**Written problem:** Copy every line with the string "Commissioner" in it.

**Data for processing:**
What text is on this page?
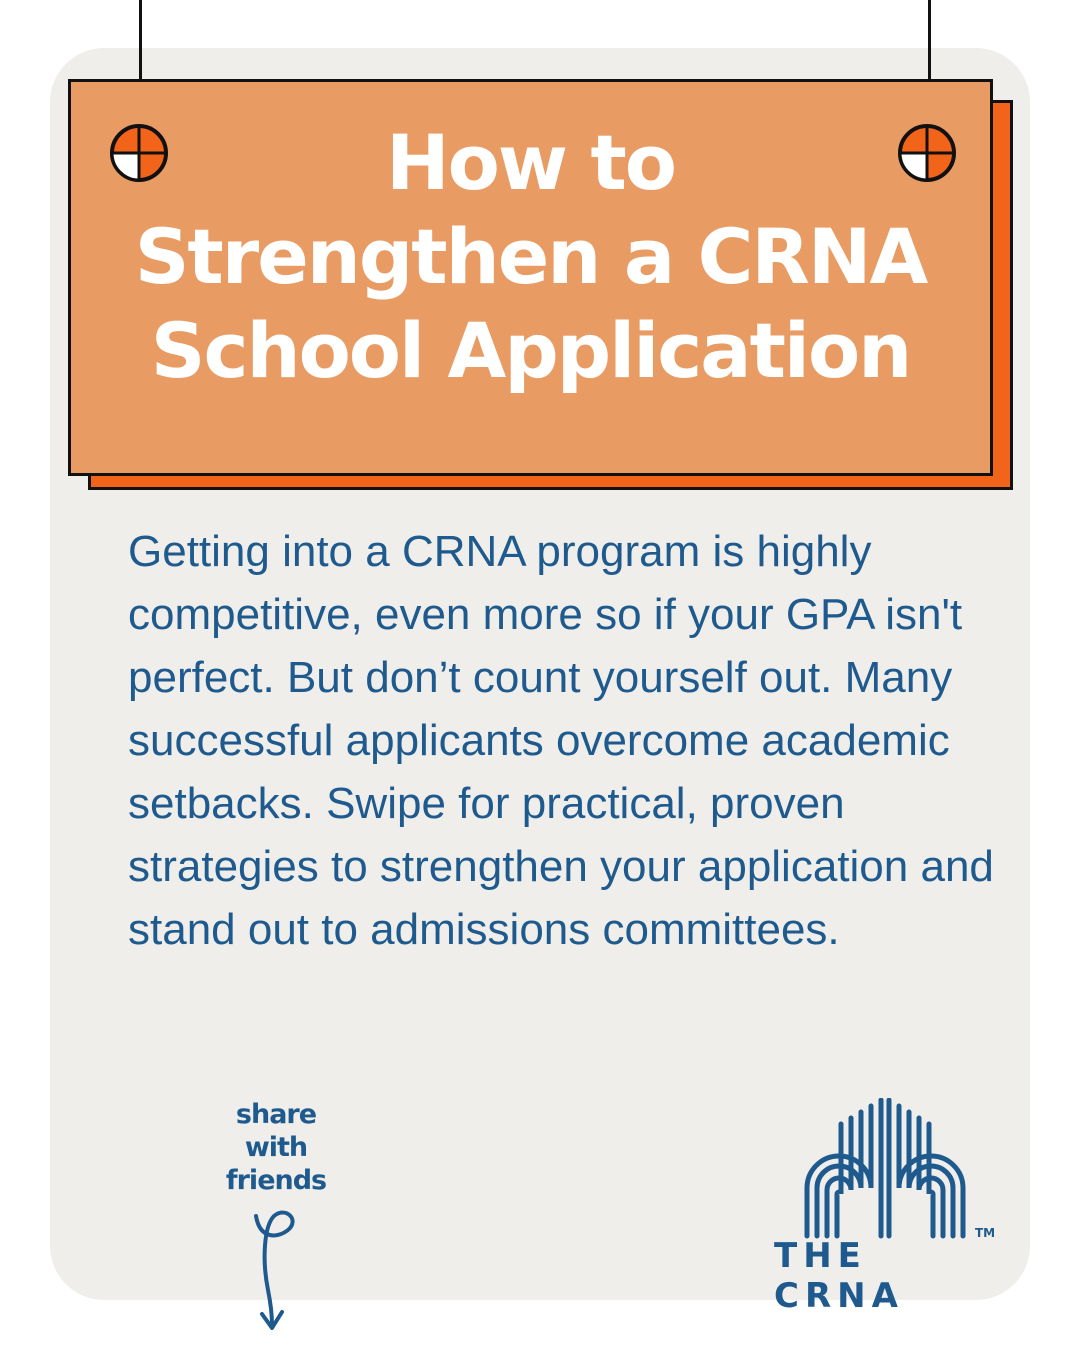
How to
Strengthen a CRNA
School Application

Getting into a CRNA program is highly competitive, even more so if your GPA isn't perfect. But don’t count yourself out. Many successful applicants overcome academic setbacks. Swipe for practical, proven strategies to strengthen your application and stand out to admissions committees.

share
with
friends
THE CRNA
TM
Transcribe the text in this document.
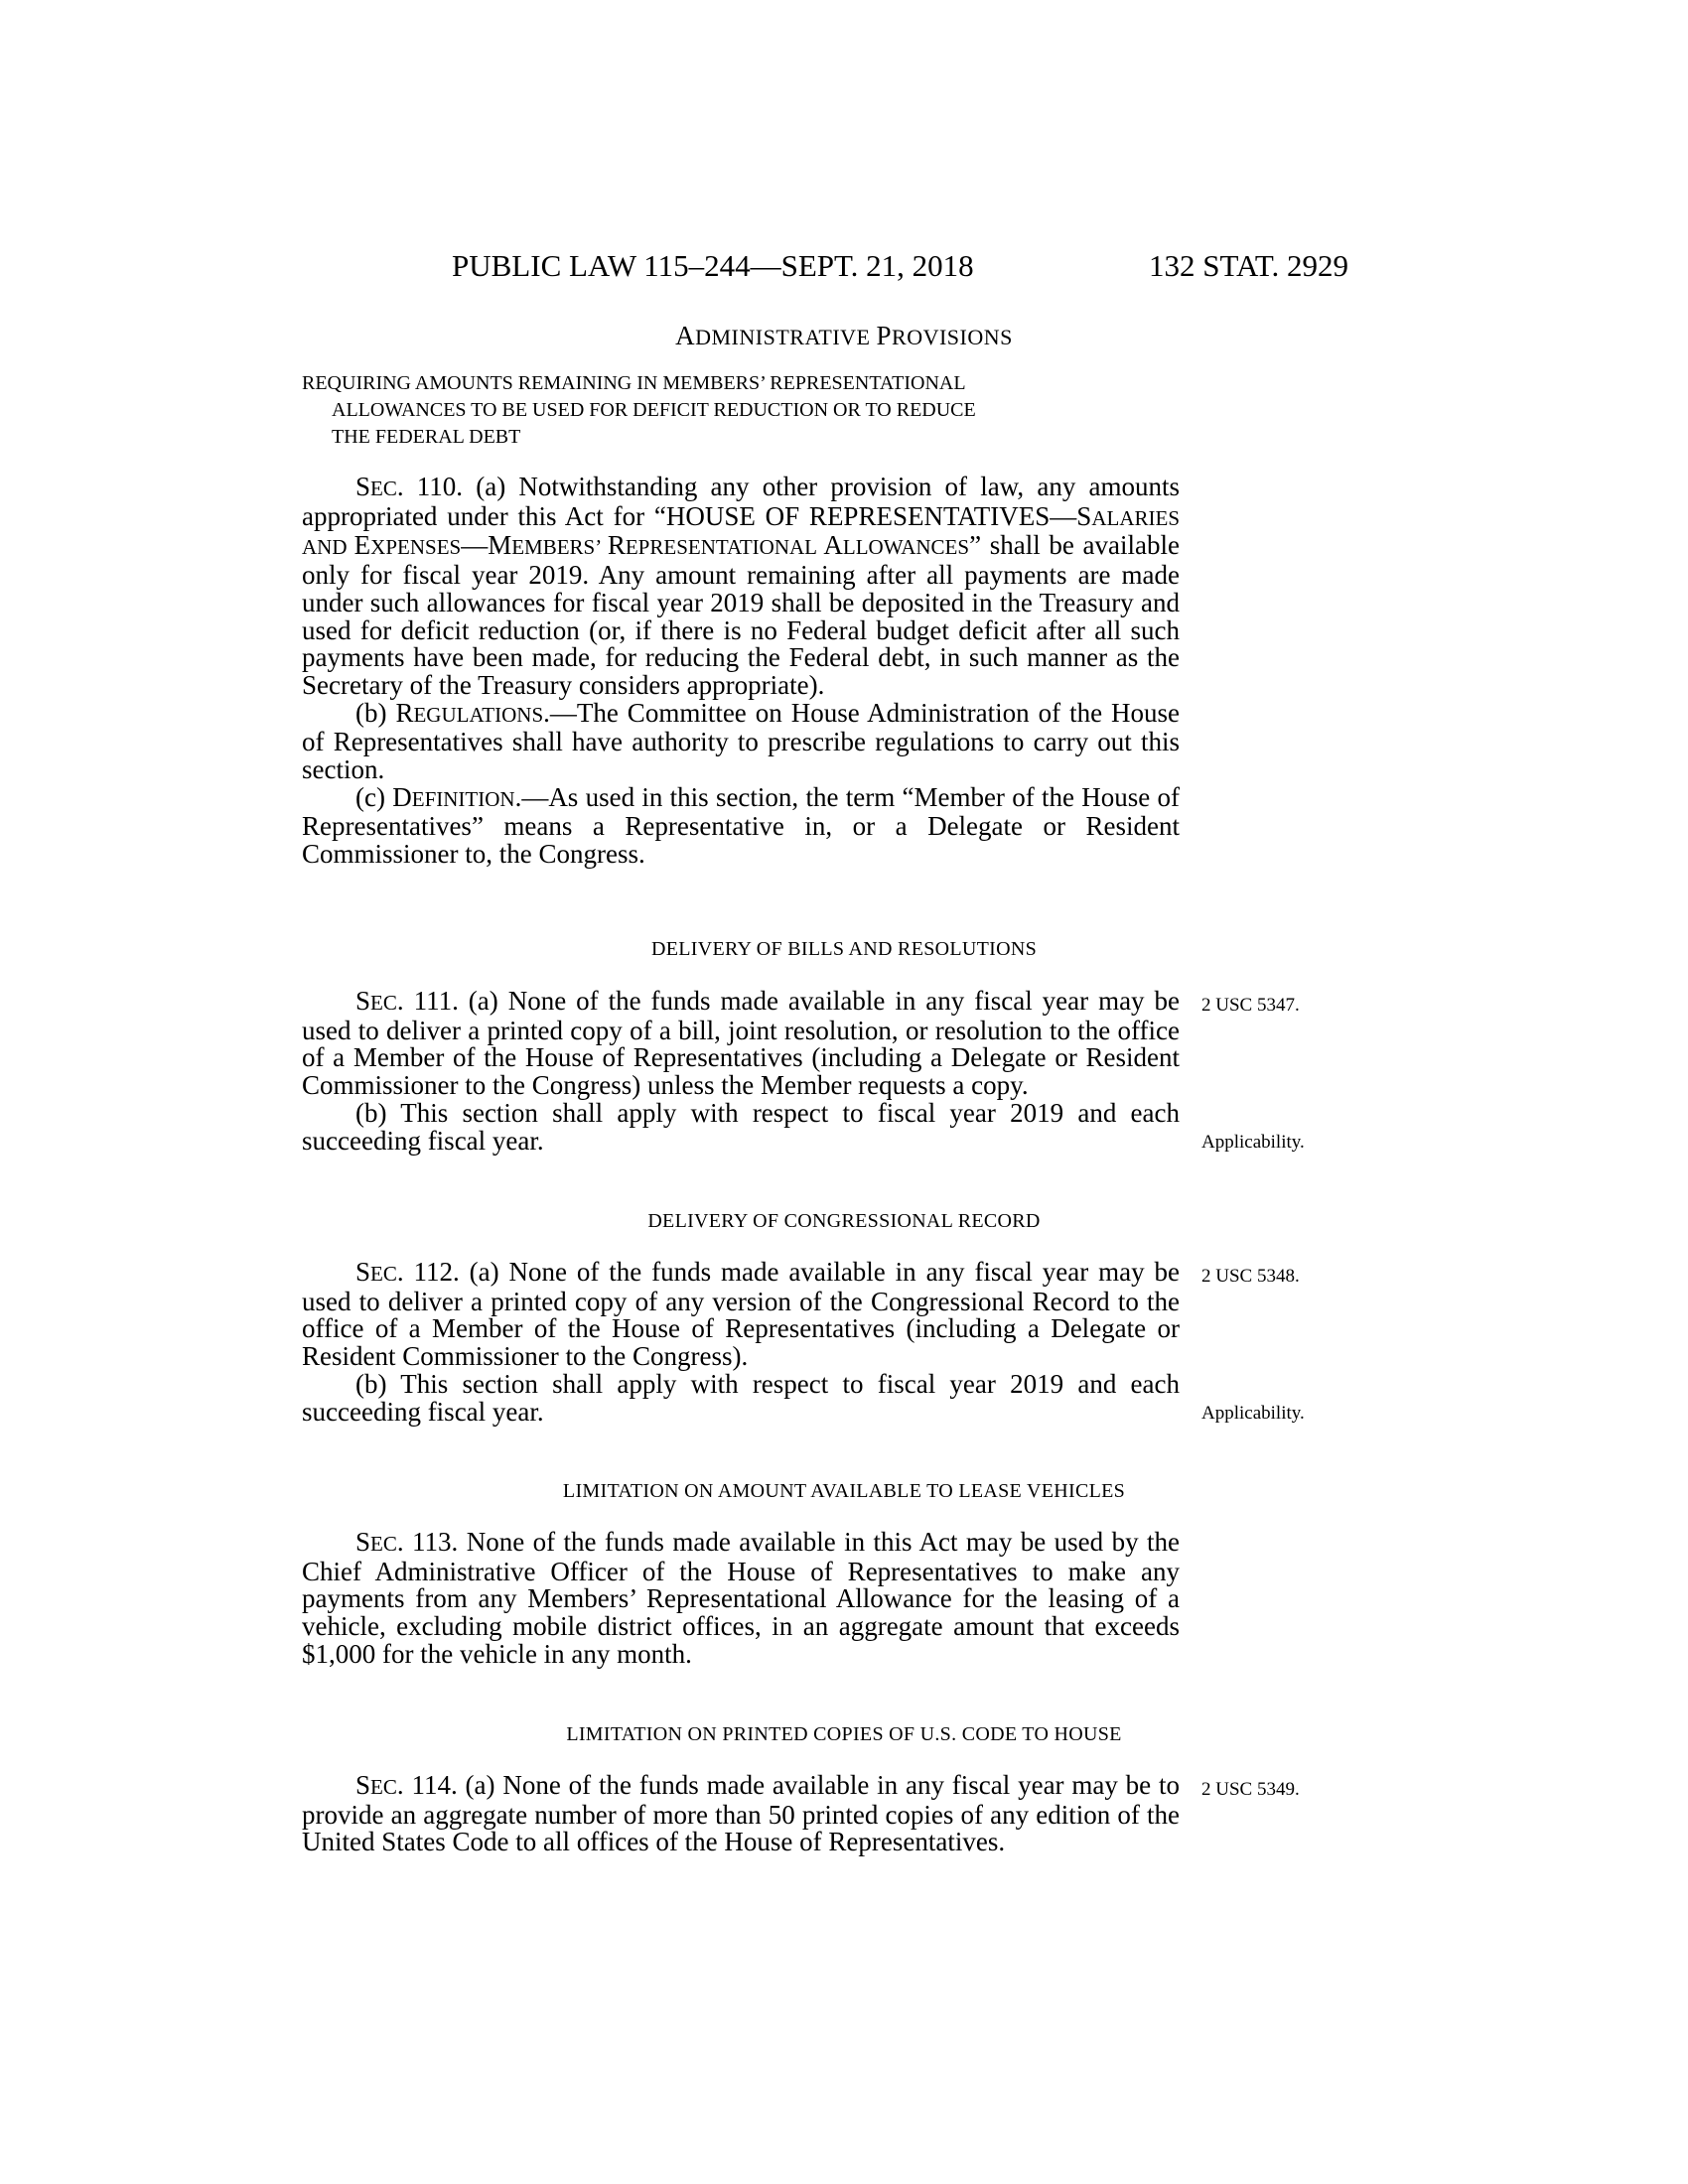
PUBLIC LAW 115–244—SEPT. 21, 2018	132 STAT. 2929
ADMINISTRATIVE PROVISIONS
REQUIRING AMOUNTS REMAINING IN MEMBERS’ REPRESENTATIONAL
ALLOWANCES TO BE USED FOR DEFICIT REDUCTION OR TO REDUCE
THE FEDERAL DEBT

SEC. 110. (a) Notwithstanding any other provision of law, any amounts appropriated under this Act for “HOUSE OF REPRESENTATIVES—SALARIES AND EXPENSES—MEMBERS’ REPRESENTATIONAL ALLOWANCES” shall be available only for fiscal year 2019. Any amount remaining after all payments are made under such allowances for fiscal year 2019 shall be deposited in the Treasury and used for deficit reduction (or, if there is no Federal budget deficit after all such payments have been made, for reducing the Federal debt, in such manner as the Secretary of the Treasury considers appropriate).

(b) REGULATIONS.—The Committee on House Administration of the House of Representatives shall have authority to prescribe regulations to carry out this section.

(c) DEFINITION.—As used in this section, the term “Member of the House of Representatives” means a Representative in, or a Delegate or Resident Commissioner to, the Congress.

DELIVERY OF BILLS AND RESOLUTIONS

SEC. 111. (a) None of the funds made available in any fiscal year may be used to deliver a printed copy of a bill, joint resolution, or resolution to the office of a Member of the House of Representatives (including a Delegate or Resident Commissioner to the Congress) unless the Member requests a copy.

(b) This section shall apply with respect to fiscal year 2019 and each succeeding fiscal year.

2 USC 5347.
Applicability.
DELIVERY OF CONGRESSIONAL RECORD

SEC. 112. (a) None of the funds made available in any fiscal year may be used to deliver a printed copy of any version of the Congressional Record to the office of a Member of the House of Representatives (including a Delegate or Resident Commissioner to the Congress).

(b) This section shall apply with respect to fiscal year 2019 and each succeeding fiscal year.

2 USC 5348.
Applicability.
LIMITATION ON AMOUNT AVAILABLE TO LEASE VEHICLES

SEC. 113. None of the funds made available in this Act may be used by the Chief Administrative Officer of the House of Representatives to make any payments from any Members’ Representational Allowance for the leasing of a vehicle, excluding mobile district offices, in an aggregate amount that exceeds $1,000 for the vehicle in any month.

LIMITATION ON PRINTED COPIES OF U.S. CODE TO HOUSE

SEC. 114. (a) None of the funds made available in any fiscal year may be to provide an aggregate number of more than 50 printed copies of any edition of the United States Code to all offices of the House of Representatives.

2 USC 5349.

**Finished answer:**
(c) DEFINITION.—As used in this section, the term “Member of the House of Representatives” means a Representative in, or a Delegate or Resident Commissioner to, the Congress.
SEC. 111. (a) None of the funds made available in any fiscal year may be used to deliver a printed copy of a bill, joint resolution, or resolution to the office of a Member of the House of Representatives (including a Delegate or Resident Commissioner to the Congress) unless the Member requests a copy.
SEC. 112. (a) None of the funds made available in any fiscal year may be used to deliver a printed copy of any version of the Congressional Record to the office of a Member of the House of Representatives (including a Delegate or Resident Commissioner to the Congress).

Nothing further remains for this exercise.